Data provided
-=-=-
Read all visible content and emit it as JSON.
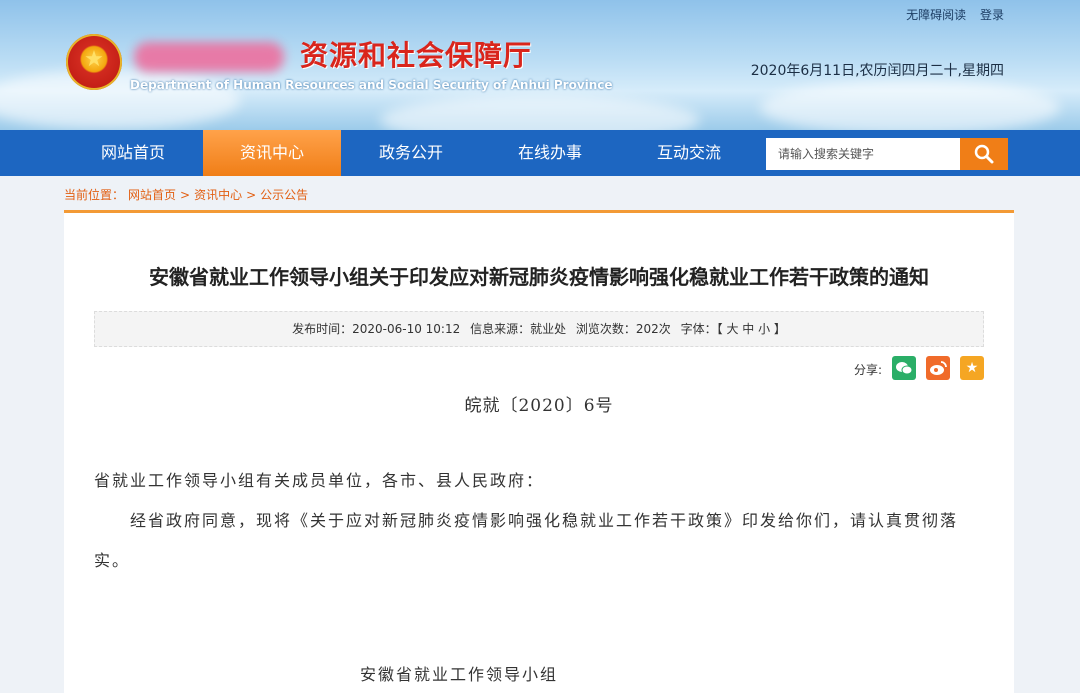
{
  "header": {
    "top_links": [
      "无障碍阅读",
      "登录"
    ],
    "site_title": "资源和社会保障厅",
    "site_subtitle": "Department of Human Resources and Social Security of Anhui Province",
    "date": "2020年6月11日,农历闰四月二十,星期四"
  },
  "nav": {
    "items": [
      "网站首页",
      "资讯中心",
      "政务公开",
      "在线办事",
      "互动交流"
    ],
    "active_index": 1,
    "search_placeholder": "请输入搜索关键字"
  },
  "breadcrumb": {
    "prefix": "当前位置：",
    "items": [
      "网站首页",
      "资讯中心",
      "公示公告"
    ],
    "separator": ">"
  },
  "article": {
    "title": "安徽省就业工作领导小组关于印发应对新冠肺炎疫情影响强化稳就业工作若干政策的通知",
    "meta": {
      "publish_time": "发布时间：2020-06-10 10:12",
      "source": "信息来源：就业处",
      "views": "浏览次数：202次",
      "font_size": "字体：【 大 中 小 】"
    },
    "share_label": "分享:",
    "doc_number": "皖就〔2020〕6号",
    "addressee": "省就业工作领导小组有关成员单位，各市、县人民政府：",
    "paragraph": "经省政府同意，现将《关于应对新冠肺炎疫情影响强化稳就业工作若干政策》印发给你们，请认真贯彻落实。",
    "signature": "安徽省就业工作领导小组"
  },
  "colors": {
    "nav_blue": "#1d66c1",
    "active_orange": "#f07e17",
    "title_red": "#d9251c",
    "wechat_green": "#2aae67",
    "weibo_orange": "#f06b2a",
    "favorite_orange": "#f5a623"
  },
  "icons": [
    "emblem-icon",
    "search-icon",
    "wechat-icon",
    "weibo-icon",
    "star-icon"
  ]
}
-=-=-
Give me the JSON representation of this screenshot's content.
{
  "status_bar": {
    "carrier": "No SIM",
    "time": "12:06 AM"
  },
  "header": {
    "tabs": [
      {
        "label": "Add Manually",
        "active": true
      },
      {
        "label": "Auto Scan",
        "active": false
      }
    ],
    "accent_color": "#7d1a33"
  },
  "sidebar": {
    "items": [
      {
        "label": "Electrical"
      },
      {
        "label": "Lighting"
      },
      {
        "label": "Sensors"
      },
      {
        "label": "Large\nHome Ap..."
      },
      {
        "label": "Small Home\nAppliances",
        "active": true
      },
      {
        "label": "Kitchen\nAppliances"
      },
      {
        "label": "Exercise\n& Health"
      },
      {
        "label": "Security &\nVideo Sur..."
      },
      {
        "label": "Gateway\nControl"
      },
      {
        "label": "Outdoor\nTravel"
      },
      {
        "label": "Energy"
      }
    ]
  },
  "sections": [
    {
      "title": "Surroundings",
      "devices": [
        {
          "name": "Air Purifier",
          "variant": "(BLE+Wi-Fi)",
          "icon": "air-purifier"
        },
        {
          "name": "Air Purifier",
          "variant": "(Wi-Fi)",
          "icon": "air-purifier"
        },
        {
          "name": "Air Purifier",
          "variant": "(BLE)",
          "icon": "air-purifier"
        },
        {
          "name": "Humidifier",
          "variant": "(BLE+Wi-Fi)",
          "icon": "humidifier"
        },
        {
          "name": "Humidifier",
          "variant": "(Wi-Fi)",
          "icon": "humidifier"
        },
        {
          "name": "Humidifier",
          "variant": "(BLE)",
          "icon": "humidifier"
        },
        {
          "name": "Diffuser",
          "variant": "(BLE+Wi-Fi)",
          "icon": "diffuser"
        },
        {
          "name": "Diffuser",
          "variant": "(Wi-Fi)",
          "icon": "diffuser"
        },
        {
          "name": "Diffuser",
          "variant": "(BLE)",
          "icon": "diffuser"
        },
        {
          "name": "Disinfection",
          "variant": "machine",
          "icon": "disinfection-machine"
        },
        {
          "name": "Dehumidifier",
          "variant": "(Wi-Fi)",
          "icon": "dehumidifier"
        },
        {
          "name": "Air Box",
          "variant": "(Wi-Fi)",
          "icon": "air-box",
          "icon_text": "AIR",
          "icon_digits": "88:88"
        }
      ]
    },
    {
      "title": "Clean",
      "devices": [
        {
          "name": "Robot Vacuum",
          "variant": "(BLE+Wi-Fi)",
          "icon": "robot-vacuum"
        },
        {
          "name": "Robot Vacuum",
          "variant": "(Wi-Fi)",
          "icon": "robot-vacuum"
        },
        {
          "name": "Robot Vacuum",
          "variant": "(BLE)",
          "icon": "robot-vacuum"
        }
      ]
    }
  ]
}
-=-=-
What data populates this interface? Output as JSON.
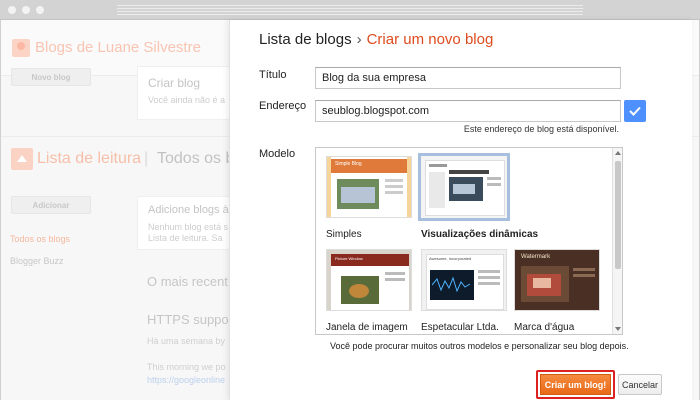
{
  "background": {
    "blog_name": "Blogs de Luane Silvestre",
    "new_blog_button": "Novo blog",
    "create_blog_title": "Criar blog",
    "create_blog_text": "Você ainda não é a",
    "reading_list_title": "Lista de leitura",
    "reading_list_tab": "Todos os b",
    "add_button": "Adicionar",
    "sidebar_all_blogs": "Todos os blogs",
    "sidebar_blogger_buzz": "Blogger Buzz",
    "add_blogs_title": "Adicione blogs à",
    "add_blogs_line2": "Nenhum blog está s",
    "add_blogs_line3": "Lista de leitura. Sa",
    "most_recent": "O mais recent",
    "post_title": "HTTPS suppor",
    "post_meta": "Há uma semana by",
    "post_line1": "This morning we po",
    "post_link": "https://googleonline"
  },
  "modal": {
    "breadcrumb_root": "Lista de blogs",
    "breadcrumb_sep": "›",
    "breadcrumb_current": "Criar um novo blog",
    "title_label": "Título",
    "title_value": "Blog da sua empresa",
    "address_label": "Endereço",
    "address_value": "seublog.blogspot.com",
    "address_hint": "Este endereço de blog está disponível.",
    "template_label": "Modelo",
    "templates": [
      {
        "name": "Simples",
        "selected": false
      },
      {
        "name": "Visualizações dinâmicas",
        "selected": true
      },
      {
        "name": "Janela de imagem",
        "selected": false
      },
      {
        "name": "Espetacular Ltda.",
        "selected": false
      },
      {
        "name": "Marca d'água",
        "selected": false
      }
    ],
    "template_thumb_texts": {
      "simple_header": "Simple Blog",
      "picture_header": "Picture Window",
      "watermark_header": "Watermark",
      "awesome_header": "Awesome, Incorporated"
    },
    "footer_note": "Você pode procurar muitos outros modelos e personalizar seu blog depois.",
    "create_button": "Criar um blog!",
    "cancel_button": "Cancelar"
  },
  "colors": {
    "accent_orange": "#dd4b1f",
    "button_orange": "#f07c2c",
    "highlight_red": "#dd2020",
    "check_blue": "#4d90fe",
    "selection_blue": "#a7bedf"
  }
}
-=-=-
Job
Select every line in the material above where the string "está" occurs, and copy it.

Answer to this task
    "add_blogs_line2": "Nenhum blog está s",
    "address_hint": "Este endereço de blog está disponível.",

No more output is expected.